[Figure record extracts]
━━━━━━━━━━━━━━━━

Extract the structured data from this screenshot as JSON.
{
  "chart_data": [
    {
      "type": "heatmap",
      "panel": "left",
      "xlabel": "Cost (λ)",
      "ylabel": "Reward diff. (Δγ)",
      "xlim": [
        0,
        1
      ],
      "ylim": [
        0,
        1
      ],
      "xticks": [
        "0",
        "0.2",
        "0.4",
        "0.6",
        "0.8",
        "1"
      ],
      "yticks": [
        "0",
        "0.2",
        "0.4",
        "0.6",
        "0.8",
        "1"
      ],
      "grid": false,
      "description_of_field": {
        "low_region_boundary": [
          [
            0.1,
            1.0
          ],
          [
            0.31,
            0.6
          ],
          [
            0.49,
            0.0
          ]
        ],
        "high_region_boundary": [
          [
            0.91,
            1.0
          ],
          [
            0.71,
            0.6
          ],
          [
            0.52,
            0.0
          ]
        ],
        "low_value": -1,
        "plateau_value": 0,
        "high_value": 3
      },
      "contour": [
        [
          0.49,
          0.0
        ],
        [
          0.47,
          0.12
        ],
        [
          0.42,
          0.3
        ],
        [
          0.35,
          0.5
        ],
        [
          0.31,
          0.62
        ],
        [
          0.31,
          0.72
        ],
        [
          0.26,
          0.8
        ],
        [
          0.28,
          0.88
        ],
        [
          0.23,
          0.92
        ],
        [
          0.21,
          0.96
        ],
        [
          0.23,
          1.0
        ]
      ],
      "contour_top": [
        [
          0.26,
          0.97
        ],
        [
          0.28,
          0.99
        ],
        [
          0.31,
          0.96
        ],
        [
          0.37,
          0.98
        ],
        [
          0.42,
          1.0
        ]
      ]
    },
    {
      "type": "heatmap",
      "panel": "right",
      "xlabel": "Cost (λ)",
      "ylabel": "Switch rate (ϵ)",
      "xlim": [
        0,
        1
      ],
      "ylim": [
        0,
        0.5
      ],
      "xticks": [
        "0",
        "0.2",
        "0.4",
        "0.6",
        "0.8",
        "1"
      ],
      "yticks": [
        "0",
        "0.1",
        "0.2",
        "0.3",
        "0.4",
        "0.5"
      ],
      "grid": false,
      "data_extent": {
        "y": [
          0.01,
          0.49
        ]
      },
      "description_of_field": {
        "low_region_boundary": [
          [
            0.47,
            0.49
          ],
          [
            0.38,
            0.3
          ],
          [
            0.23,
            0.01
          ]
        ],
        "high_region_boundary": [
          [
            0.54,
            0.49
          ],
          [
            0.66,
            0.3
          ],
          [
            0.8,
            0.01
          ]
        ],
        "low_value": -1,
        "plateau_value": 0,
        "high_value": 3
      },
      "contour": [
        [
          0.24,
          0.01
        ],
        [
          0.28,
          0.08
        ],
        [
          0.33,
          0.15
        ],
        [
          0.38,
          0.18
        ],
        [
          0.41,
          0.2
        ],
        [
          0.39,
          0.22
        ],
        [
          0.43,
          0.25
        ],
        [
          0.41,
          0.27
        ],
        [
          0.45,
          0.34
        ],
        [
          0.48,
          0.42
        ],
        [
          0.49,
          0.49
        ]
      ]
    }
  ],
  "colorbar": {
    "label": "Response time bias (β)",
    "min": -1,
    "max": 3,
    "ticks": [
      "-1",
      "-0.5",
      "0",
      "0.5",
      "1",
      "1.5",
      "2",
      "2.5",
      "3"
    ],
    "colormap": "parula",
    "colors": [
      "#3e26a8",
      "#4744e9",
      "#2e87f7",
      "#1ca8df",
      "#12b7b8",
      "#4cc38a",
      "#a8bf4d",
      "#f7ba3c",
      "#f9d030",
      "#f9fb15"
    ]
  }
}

━━━━━━━━━━━━━━━━

▸ Stated exercise
Each entry above is to be quoted exactly.

▸ Solved problem
Extract the structured data from this screenshot as JSON.
{
  "chart_data": [
    {
      "type": "heatmap",
      "panel": "left",
      "xlabel": "Cost (λ)",
      "ylabel": "Reward diff. (Δγ)",
      "xlim": [
        0,
        1
      ],
      "ylim": [
        0,
        1
      ],
      "xticks": [
        "0",
        "0.2",
        "0.4",
        "0.6",
        "0.8",
        "1"
      ],
      "yticks": [
        "0",
        "0.2",
        "0.4",
        "0.6",
        "0.8",
        "1"
      ],
      "grid": false,
      "description_of_field": {
        "low_region_boundary": [
          [
            0.1,
            1.0
          ],
          [
            0.31,
            0.6
          ],
          [
            0.49,
            0.0
          ]
        ],
        "high_region_boundary": [
          [
            0.91,
            1.0
          ],
          [
            0.71,
            0.6
          ],
          [
            0.52,
            0.0
          ]
        ],
        "low_value": -1,
        "plateau_value": 0,
        "high_value": 3
      },
      "contour": [
        [
          0.49,
          0.0
        ],
        [
          0.47,
          0.12
        ],
        [
          0.42,
          0.3
        ],
        [
          0.35,
          0.5
        ],
        [
          0.31,
          0.62
        ],
        [
          0.31,
          0.72
        ],
        [
          0.26,
          0.8
        ],
        [
          0.28,
          0.88
        ],
        [
          0.23,
          0.92
        ],
        [
          0.21,
          0.96
        ],
        [
          0.23,
          1.0
        ]
      ],
      "contour_top": [
        [
          0.26,
          0.97
        ],
        [
          0.28,
          0.99
        ],
        [
          0.31,
          0.96
        ],
        [
          0.37,
          0.98
        ],
        [
          0.42,
          1.0
        ]
      ]
    },
    {
      "type": "heatmap",
      "panel": "right",
      "xlabel": "Cost (λ)",
      "ylabel": "Switch rate (ϵ)",
      "xlim": [
        0,
        1
      ],
      "ylim": [
        0,
        0.5
      ],
      "xticks": [
        "0",
        "0.2",
        "0.4",
        "0.6",
        "0.8",
        "1"
      ],
      "yticks": [
        "0",
        "0.1",
        "0.2",
        "0.3",
        "0.4",
        "0.5"
      ],
      "grid": false,
      "data_extent": {
        "y": [
          0.01,
          0.49
        ]
      },
      "description_of_field": {
        "low_region_boundary": [
          [
            0.47,
            0.49
          ],
          [
            0.38,
            0.3
          ],
          [
            0.23,
            0.01
          ]
        ],
        "high_region_boundary": [
          [
            0.54,
            0.49
          ],
          [
            0.66,
            0.3
          ],
          [
            0.8,
            0.01
          ]
        ],
        "low_value": -1,
        "plateau_value": 0,
        "high_value": 3
      },
      "contour": [
        [
          0.24,
          0.01
        ],
        [
          0.28,
          0.08
        ],
        [
          0.33,
          0.15
        ],
        [
          0.38,
          0.18
        ],
        [
          0.41,
          0.2
        ],
        [
          0.39,
          0.22
        ],
        [
          0.43,
          0.25
        ],
        [
          0.41,
          0.27
        ],
        [
          0.45,
          0.34
        ],
        [
          0.48,
          0.42
        ],
        [
          0.49,
          0.49
        ]
      ]
    }
  ],
  "colorbar": {
    "label": "Response time bias (β)",
    "min": -1,
    "max": 3,
    "ticks": [
      "-1",
      "-0.5",
      "0",
      "0.5",
      "1",
      "1.5",
      "2",
      "2.5",
      "3"
    ],
    "colormap": "parula",
    "colors": [
      "#3e26a8",
      "#4744e9",
      "#2e87f7",
      "#1ca8df",
      "#12b7b8",
      "#4cc38a",
      "#a8bf4d",
      "#f7ba3c",
      "#f9d030",
      "#f9fb15"
    ]
  }
}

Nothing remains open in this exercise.